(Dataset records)
● ● ● ● ●
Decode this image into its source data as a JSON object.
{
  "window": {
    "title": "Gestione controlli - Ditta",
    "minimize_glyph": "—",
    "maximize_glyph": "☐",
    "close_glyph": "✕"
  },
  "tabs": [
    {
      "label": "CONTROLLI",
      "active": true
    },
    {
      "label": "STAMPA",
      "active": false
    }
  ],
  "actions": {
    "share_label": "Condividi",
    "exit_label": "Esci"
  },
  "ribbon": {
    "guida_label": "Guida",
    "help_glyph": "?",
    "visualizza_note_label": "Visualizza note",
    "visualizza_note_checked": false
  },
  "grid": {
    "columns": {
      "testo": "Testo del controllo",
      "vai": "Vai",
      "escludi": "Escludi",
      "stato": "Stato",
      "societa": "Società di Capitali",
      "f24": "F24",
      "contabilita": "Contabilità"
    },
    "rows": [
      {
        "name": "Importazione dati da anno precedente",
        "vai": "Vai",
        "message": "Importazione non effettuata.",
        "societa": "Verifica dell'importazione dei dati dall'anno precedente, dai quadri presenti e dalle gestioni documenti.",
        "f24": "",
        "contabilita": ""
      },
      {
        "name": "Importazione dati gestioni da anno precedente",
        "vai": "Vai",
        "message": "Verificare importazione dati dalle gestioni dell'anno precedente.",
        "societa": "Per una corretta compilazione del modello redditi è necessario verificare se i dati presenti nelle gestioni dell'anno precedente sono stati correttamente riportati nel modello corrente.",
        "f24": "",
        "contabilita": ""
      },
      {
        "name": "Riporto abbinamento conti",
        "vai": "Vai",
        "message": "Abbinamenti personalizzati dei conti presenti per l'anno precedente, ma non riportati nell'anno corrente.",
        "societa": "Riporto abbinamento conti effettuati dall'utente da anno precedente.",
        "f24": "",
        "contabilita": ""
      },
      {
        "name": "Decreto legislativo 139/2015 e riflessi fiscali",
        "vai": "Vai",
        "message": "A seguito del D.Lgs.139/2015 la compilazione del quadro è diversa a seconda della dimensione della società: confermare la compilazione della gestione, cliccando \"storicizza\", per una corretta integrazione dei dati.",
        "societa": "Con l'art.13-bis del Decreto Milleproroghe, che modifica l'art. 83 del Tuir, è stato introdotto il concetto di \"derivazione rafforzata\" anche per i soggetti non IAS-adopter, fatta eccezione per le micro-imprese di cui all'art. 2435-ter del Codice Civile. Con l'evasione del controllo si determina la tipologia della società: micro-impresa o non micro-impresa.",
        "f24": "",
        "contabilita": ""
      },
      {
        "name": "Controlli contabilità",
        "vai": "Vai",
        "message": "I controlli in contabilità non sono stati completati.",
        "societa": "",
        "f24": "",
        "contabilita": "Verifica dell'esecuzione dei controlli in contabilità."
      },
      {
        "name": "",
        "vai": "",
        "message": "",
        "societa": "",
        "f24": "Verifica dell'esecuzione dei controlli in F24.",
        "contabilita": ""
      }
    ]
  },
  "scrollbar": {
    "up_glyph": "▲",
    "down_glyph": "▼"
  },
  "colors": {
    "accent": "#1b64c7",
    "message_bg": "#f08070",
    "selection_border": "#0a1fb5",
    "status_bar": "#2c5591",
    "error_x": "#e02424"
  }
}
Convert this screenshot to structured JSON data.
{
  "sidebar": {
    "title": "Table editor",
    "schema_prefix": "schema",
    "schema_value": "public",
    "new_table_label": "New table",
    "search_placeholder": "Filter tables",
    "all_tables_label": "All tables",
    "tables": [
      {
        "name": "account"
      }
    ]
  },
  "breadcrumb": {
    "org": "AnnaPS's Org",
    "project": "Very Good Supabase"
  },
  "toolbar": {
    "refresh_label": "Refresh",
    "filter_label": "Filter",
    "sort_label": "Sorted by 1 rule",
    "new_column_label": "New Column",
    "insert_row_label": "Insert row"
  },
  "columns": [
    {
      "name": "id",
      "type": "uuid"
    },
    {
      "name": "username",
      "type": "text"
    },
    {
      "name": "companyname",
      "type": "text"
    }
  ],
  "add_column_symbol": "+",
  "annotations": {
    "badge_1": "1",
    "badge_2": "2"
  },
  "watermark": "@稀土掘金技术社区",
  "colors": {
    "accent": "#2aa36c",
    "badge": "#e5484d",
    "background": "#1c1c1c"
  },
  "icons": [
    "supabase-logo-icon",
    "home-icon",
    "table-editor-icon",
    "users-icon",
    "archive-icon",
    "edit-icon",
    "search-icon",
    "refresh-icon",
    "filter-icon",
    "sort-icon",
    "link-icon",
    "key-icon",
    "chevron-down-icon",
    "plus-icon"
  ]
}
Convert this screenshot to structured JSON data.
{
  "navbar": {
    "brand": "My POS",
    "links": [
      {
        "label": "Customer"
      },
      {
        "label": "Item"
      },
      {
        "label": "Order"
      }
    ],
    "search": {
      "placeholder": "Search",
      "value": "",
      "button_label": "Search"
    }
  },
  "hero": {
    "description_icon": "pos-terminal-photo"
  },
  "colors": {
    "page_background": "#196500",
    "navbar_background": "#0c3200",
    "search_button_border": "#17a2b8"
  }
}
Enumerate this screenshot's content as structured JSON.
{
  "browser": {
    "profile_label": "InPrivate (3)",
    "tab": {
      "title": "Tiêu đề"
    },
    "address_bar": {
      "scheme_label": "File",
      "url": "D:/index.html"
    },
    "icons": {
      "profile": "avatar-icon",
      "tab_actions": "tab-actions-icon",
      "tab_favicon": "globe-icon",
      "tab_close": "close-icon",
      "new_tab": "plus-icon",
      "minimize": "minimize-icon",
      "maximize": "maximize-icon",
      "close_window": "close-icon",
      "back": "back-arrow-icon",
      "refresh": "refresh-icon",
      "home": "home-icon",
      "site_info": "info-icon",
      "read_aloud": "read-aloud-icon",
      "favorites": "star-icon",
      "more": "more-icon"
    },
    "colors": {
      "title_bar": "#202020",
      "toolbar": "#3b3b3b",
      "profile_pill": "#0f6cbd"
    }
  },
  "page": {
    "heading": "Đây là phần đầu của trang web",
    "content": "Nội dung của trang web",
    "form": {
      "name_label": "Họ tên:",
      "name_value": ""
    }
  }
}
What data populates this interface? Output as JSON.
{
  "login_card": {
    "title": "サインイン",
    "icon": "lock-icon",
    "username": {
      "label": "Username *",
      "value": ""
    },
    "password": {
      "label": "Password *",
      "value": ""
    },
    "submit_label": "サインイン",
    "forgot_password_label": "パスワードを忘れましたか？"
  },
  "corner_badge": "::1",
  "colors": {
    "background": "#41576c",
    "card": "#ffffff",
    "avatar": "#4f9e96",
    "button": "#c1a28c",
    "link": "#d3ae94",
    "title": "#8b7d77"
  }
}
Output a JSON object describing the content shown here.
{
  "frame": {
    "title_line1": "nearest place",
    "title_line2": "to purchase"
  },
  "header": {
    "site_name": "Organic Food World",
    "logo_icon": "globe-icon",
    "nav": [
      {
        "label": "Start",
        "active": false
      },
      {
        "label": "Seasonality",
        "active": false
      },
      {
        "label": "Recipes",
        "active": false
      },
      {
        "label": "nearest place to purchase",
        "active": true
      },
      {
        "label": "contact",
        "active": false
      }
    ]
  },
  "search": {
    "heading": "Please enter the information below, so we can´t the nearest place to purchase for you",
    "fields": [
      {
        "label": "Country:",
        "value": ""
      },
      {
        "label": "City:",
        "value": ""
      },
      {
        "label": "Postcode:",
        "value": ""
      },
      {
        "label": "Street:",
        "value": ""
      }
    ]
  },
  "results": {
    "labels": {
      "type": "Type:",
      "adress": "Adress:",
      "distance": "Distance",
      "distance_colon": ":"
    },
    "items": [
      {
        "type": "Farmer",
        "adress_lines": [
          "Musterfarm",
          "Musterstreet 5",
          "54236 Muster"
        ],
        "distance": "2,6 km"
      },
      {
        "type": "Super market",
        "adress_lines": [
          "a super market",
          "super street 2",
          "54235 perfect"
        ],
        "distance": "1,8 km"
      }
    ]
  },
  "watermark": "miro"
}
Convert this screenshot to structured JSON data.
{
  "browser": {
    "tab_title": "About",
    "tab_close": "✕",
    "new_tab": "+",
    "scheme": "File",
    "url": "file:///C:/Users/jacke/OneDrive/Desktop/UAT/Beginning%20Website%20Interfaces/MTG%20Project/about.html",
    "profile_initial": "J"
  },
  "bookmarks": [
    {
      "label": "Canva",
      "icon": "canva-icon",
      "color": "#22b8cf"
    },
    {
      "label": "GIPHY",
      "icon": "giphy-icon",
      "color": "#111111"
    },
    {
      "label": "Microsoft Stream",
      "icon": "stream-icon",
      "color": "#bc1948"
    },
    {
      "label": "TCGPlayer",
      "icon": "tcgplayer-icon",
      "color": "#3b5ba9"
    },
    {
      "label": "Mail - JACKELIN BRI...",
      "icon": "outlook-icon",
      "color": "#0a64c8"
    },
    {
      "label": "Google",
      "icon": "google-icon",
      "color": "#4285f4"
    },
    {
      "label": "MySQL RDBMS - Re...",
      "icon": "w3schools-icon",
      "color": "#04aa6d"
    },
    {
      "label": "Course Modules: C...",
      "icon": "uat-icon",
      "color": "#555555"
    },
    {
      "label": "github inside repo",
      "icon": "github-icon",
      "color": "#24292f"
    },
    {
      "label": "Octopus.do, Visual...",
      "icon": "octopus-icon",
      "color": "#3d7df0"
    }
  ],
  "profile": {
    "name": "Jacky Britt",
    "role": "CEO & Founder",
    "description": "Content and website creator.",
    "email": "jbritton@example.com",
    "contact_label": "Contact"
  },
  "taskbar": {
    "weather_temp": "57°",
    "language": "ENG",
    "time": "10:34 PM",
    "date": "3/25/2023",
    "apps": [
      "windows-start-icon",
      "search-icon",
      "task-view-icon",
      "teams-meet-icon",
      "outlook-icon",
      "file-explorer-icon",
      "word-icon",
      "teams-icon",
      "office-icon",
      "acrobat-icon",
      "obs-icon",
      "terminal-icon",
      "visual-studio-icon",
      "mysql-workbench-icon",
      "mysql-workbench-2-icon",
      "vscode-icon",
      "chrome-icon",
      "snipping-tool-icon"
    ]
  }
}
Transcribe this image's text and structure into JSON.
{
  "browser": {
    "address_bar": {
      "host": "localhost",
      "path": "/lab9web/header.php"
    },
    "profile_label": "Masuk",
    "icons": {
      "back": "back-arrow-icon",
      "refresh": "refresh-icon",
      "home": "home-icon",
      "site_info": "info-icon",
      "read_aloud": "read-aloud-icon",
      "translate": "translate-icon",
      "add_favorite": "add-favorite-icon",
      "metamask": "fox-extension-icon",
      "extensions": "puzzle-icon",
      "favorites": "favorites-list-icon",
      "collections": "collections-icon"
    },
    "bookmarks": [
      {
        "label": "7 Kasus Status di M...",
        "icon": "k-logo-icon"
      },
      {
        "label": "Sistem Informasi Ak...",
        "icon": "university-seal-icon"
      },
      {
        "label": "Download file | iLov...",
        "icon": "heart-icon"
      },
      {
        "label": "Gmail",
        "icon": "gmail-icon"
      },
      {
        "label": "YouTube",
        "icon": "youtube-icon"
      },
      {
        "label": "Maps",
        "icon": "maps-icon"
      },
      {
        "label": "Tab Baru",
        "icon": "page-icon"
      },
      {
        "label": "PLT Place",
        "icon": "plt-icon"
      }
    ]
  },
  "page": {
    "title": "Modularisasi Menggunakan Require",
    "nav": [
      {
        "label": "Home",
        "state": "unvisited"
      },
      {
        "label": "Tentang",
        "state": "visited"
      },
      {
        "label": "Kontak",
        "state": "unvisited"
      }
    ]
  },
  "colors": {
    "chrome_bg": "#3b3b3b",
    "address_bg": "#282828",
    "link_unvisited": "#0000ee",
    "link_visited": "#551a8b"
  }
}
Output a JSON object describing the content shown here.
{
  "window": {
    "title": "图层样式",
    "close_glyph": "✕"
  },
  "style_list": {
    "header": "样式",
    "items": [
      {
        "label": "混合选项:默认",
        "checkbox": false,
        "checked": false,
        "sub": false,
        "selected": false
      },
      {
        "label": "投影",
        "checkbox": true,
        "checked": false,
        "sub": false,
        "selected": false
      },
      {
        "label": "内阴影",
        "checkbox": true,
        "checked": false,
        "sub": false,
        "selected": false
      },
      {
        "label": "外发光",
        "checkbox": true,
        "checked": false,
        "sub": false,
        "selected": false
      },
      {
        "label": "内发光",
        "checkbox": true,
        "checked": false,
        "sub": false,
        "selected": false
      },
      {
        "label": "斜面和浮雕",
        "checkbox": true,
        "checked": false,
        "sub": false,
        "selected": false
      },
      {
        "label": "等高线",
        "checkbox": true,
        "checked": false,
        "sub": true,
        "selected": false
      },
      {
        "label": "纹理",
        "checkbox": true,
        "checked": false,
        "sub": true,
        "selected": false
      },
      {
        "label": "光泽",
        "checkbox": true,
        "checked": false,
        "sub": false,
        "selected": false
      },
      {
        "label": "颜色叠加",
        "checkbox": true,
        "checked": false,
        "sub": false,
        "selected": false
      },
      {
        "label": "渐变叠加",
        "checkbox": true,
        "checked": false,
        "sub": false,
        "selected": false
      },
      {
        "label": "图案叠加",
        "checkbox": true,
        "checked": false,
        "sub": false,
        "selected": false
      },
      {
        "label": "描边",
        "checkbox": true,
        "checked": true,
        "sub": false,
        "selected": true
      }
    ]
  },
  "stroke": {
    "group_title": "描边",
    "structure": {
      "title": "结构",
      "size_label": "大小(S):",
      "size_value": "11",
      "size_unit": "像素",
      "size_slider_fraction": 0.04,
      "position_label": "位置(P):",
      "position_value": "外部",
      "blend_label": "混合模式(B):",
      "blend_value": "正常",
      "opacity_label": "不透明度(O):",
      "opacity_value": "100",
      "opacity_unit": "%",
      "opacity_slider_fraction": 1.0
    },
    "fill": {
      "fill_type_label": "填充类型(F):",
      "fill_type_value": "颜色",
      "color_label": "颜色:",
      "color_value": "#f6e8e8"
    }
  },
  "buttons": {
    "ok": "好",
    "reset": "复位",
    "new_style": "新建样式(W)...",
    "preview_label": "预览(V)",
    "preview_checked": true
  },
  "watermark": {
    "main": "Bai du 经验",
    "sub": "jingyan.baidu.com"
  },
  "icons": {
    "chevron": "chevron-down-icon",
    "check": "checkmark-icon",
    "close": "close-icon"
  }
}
● ● ● ● ●
Required task
Using the listing above, say how many of its lines contain the string "Decreto", giving nothing but the figure.

Answer
2